#### Task instructions
In the material below, change "Bar" to "Column" wherever it appears, keep everything else the same, and leave out the pictures.
»»
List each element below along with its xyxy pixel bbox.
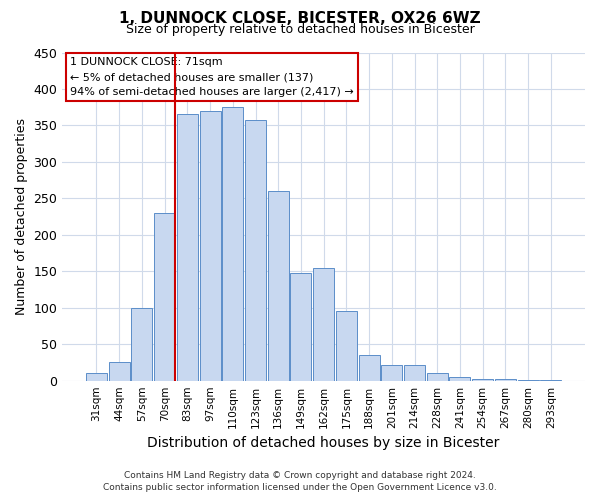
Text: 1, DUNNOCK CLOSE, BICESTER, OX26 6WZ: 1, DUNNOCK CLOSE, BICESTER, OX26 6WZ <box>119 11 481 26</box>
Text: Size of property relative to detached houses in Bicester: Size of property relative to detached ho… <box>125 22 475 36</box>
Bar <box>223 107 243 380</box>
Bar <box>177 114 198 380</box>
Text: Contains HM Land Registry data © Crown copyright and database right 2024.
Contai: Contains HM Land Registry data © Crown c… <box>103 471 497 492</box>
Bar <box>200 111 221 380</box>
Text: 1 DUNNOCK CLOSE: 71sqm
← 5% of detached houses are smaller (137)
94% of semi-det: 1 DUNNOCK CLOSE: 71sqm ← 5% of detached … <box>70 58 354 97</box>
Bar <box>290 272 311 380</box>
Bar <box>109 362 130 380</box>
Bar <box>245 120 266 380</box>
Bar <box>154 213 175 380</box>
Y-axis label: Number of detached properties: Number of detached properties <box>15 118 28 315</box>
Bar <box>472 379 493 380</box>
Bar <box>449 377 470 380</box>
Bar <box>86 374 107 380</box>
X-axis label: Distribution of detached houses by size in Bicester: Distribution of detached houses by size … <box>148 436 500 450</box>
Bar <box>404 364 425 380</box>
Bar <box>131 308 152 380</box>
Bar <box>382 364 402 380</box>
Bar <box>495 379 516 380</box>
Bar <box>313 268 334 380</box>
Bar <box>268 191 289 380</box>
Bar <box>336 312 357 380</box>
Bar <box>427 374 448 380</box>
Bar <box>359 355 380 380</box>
««
#### Solved problem
List each element below along with its xyxy pixel bbox.
Text: 1, DUNNOCK CLOSE, BICESTER, OX26 6WZ: 1, DUNNOCK CLOSE, BICESTER, OX26 6WZ <box>119 11 481 26</box>
Text: Size of property relative to detached houses in Bicester: Size of property relative to detached ho… <box>125 22 475 36</box>
Column <box>223 107 243 380</box>
Column <box>177 114 198 380</box>
Text: Contains HM Land Registry data © Crown copyright and database right 2024.
Contai: Contains HM Land Registry data © Crown c… <box>103 471 497 492</box>
Column <box>200 111 221 380</box>
Text: 1 DUNNOCK CLOSE: 71sqm
← 5% of detached houses are smaller (137)
94% of semi-det: 1 DUNNOCK CLOSE: 71sqm ← 5% of detached … <box>70 58 354 97</box>
Column <box>290 272 311 380</box>
Column <box>109 362 130 380</box>
Column <box>245 120 266 380</box>
Column <box>154 213 175 380</box>
Y-axis label: Number of detached properties: Number of detached properties <box>15 118 28 315</box>
Column <box>472 379 493 380</box>
Column <box>449 377 470 380</box>
Column <box>86 374 107 380</box>
X-axis label: Distribution of detached houses by size in Bicester: Distribution of detached houses by size … <box>148 436 500 450</box>
Column <box>404 364 425 380</box>
Column <box>131 308 152 380</box>
Column <box>382 364 402 380</box>
Column <box>495 379 516 380</box>
Column <box>313 268 334 380</box>
Column <box>268 191 289 380</box>
Column <box>336 312 357 380</box>
Column <box>427 374 448 380</box>
Column <box>359 355 380 380</box>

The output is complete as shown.